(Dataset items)
══════

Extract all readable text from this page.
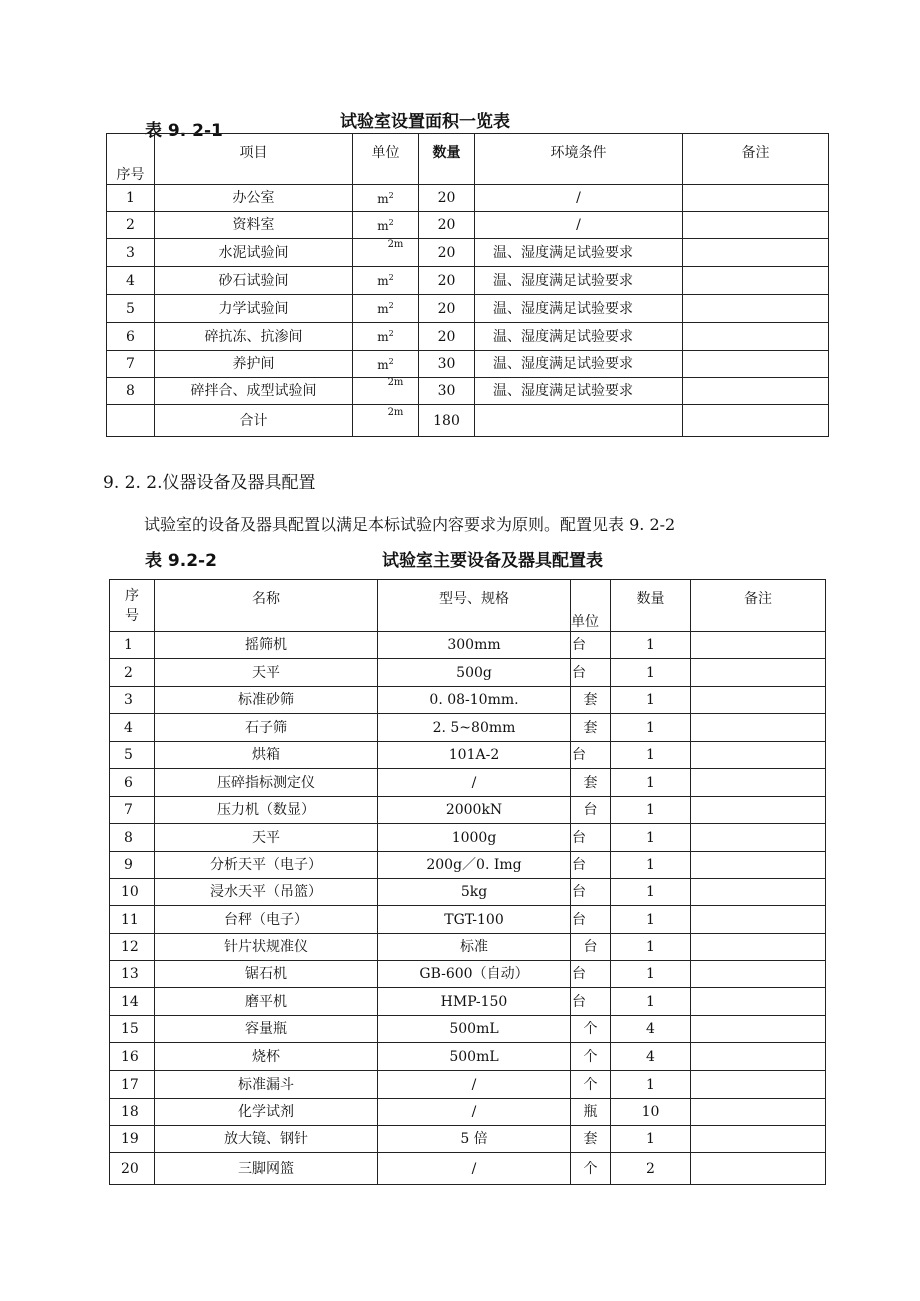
表 9. 2-1	试验室设置面积一览表
序号	项目	单位	数量	环境条件	备注
1	办公室	$m^2$	20	/	
2	资料室	$m^2$	20	/	
3	水泥试验间	$^{2m}$	20	温、湿度满足试验要求	
4	砂石试验间	$m^2$	20	温、湿度满足试验要求	
5	力学试验间	$m^2$	20	温、湿度满足试验要求	
6	碎抗冻、抗渗间	$m^2$	20	温、湿度满足试验要求	
7	养护间	$m^2$	30	温、湿度满足试验要求	
8	碎拌合、成型试验间	$^{2m}$	30	温、湿度满足试验要求	
	合计	$^{2m}$	180		
9. 2. 2.仪器设备及器具配置
试验室的设备及器具配置以满足本标试验内容要求为原则。配置见表 9. 2-2
表 9.2-2	试验室主要设备及器具配置表
序
号	名称	型号、规格	单位	数量	备注
1	摇筛机	300mm	台	1	
2	天平	500g	台	1	
3	标准砂筛	0. 08-10mm.	套	1	
4	石子筛	2. 5~80mm	套	1	
5	烘箱	101A-2	台	1	
6	压碎指标测定仪	/	套	1	
7	压力机（数显）	2000kN	台	1	
8	天平	1000g	台	1	
9	分析天平（电子）	200g／0. Img	台	1	
10	浸水天平（吊篮）	5kg	台	1	
11	台秤（电子）	TGT-100	台	1	
12	针片状规准仪	标准	台	1	
13	锯石机	GB-600（自动）	台	1	
14	磨平机	HMP-150	台	1	
15	容量瓶	500mL	个	4	
16	烧杯	500mL	个	4	
17	标准漏斗	/	个	1	
18	化学试剂	/	瓶	10	
19	放大镜、钢针	5 倍	套	1	
20	三脚网篮	/	个	2	
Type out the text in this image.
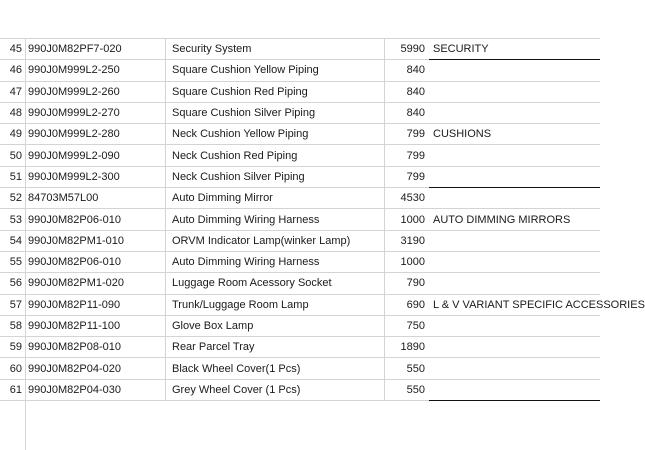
45	990J0M82PF7-020	Security System	5990	SECURITY
46	990J0M999L2-250	Square Cushion Yellow Piping	840	
47	990J0M999L2-260	Square Cushion Red Piping	840	
48	990J0M999L2-270	Square Cushion Silver Piping	840	
49	990J0M999L2-280	Neck Cushion Yellow Piping	799	CUSHIONS
50	990J0M999L2-090	Neck Cushion Red Piping	799	
51	990J0M999L2-300	Neck Cushion Silver Piping	799	
52	84703M57L00	Auto Dimming Mirror	4530	
53	990J0M82P06-010	Auto Dimming Wiring Harness	1000	AUTO DIMMING MIRRORS
54	990J0M82PM1-010	ORVM Indicator Lamp(winker Lamp)	3190	
55	990J0M82P06-010	Auto Dimming Wiring Harness	1000	
56	990J0M82PM1-020	Luggage Room Acessory Socket	790	
57	990J0M82P11-090	Trunk/Luggage Room Lamp	690	L & V VARIANT SPECIFIC ACCESSORIES
58	990J0M82P11-100	Glove Box Lamp	750	
59	990J0M82P08-010	Rear Parcel Tray	1890	
60	990J0M82P04-020	Black Wheel Cover(1 Pcs)	550	
61	990J0M82P04-030	Grey Wheel Cover (1 Pcs)	550	
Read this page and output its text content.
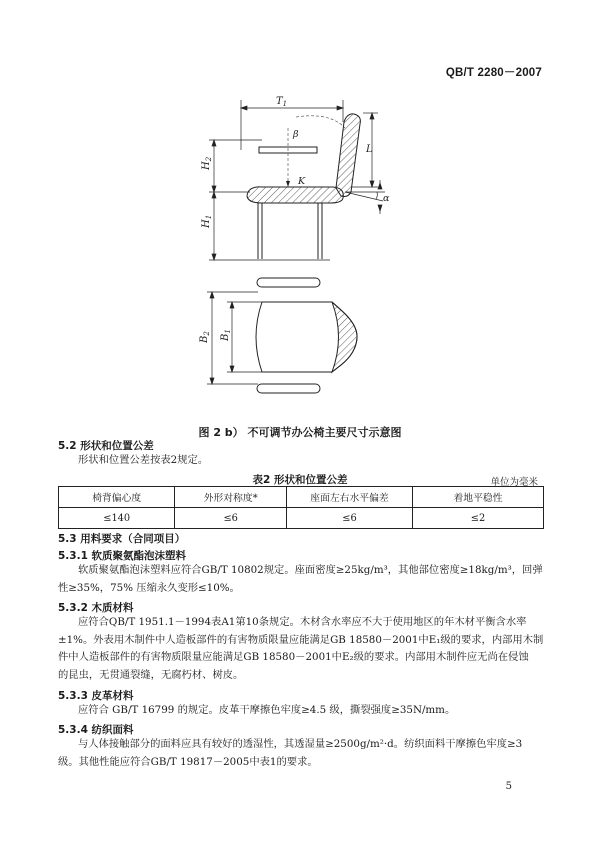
QB/T 2280－2007
$T_1$
β
K
$H_2$
$H_1$
L
α
$B_2$
$B_1$
图 2 b） 不可调节办公椅主要尺寸示意图
5.2 形状和位置公差
形状和位置公差按表2规定。
表2 形状和位置公差	单位为毫米
椅背偏心度	外形对称度*	座面左右水平偏差	着地平稳性
≤140	≤6	≤6	≤2
5.3 用料要求（合同项目）
5.3.1 软质聚氨酯泡沫塑料
软质聚氨酯泡沫塑料应符合GB/T 10802规定。座面密度≥25kg/m³，其他部位密度≥18kg/m³，回弹
性≥35%，75% 压缩永久变形≤10%。
5.3.2 木质材料
应符合QB/T 1951.1－1994表A1第10条规定。木材含水率应不大于使用地区的年木材平衡含水率
±1%。外表用木制件中人造板部件的有害物质限量应能满足GB 18580－2001中E₁级的要求，内部用木制
件中人造板部件的有害物质限量应能满足GB 18580－2001中E₂级的要求。内部用木制件应无尚在侵蚀
的昆虫，无贯通裂缝，无腐朽材、树皮。
5.3.3 皮革材料
应符合 GB/T 16799 的规定。皮革干摩擦色牢度≥4.5 级，撕裂强度≥35N/mm。
5.3.4 纺织面料
与人体接触部分的面料应具有较好的透湿性，其透湿量≥2500g/m²·d。纺织面料干摩擦色牢度≥3
级。其他性能应符合GB/T 19817－2005中表1的要求。
5
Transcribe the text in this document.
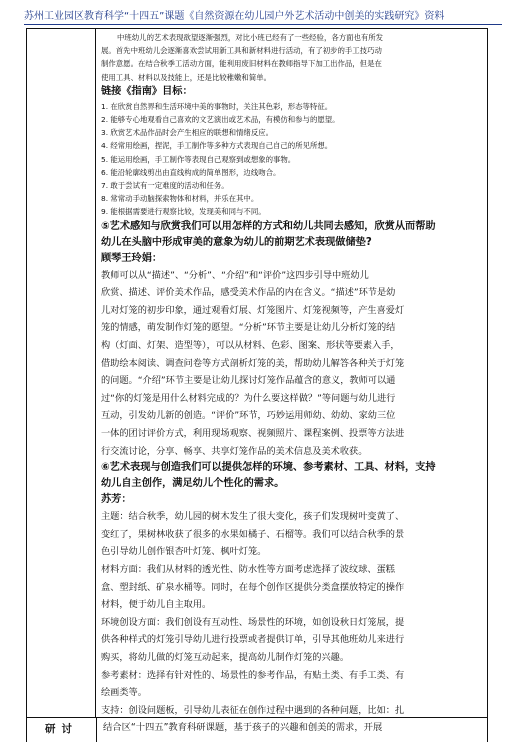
苏州工业园区教育科学“十四五”课题《自然资源在幼儿园户外艺术活动中创美的实践研究》资料

中班幼儿的艺术表现欲望逐渐强烈，对比小班已经有了一些经验，各方面也有所发

展。首先中班幼儿会逐渐喜欢尝试用新工具和新材料进行活动，有了初步的手工技巧动

制作意愿。在结合秋季工活动方面，能利用废旧材料在教师指导下加工出作品，但是在

使用工具、材料以及技能上，还是比较稚嫩和简单。

链接《指南》目标：

1. 在欣赏自然界和生活环境中美的事物时，关注其色彩，形态等特征。

2. 能够专心地观看自己喜欢的文艺演出或艺术品，有模仿和参与的愿望。

3. 欣赏艺术品作品时会产生相应的联想和情绪反应。

4. 经常用绘画，捏泥，手工制作等多种方式表现自己自己的所见所想。

5. 能运用绘画，手工制作等表现自己观察到或想象的事物。

6. 能沿轮廓线剪出由直线构成的简单图形，边线吻合。

7. 敢于尝试有一定难度的活动和任务。

8. 常常动手动脑探索物体和材料，并乐在其中。

9. 能根据需要进行观察比较，发现美和同与不同。

⑤艺术感知与欣赏我们可以用怎样的方式和幼儿共同去感知，欣赏从而帮助

幼儿在头脑中形成审美的意象为幼儿的前期艺术表现做储垫?

顾琴王玲娟：

教师可以从“描述”、“分析”、“介绍”和“评价”这四步引导中班幼儿

欣赏、描述、评价美术作品，感受美术作品的内在含义。“描述”环节是幼

儿对灯笼的初步印象，通过观看灯展、灯笼图片、灯笼视频等，产生喜爱灯

笼的情感，萌发制作灯笼的愿望。“分析”环节主要是让幼儿分析灯笼的结

构（灯面、灯架、造型等），可以从材料、色彩、图案、形状等要素入手，

借助绘本阅读、调查问卷等方式剖析灯笼的美，帮助幼儿解答各种关于灯笼

的问题。“介绍”环节主要是让幼儿探讨灯笼作品蕴含的意义，教师可以通

过“你的灯笼是用什么材料完成的？为什么要这样做？”等问题与幼儿进行

互动，引发幼儿新的创造。“评价”环节，巧妙运用师幼、幼幼、家幼三位

一体的团讨评价方式，利用现场观察、视频照片、课程案例、投票等方法进

行交流讨论，分享、畅享、共享灯笼作品的美术信息及美术收获。

⑥艺术表现与创造我们可以提供怎样的环境、参考素材、工具、材料，支持

幼儿自主创作，满足幼儿个性化的需求。

苏芳：

主题：结合秋季，幼儿园的树木发生了很大变化，孩子们发现树叶变黄了、

变红了，果树林收获了很多的水果如橘子、石榴等。我们可以结合秋季的景

色引导幼儿创作银杏叶灯笼、枫叶灯笼。

材料方面：我们从材料的透光性、防水性等方面考虑选择了波纹球、蛋糕

盒、塑封纸、矿泉水桶等。同时，在每个创作区提供分类盒摆放特定的操作

材料，便于幼儿自主取用。

环境创设方面：我们创设有互动性、场景性的环境，如创设秋日灯笼展，提

供各种样式的灯笼引导幼儿进行投票或者提供订单，引导其他班幼儿来进行

购买，将幼儿做的灯笼互动起来，提高幼儿制作灯笼的兴趣。

参考素材：选择有针对性的、场景性的参考作品，有贴土类、有手工类、有

绘画类等。

支持：创设问题板，引导幼儿表征在创作过程中遇到的各种问题，比如：扎

研讨	结合区“十四五”教育科研课题，基于孩子的兴趣和创美的需求，开展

══════

- What is being asked: Select the lines in this material that hold the word "page", leaving none out.

- Result of the exercise:
Extract all readable text from this page.
Read this page and output its text content.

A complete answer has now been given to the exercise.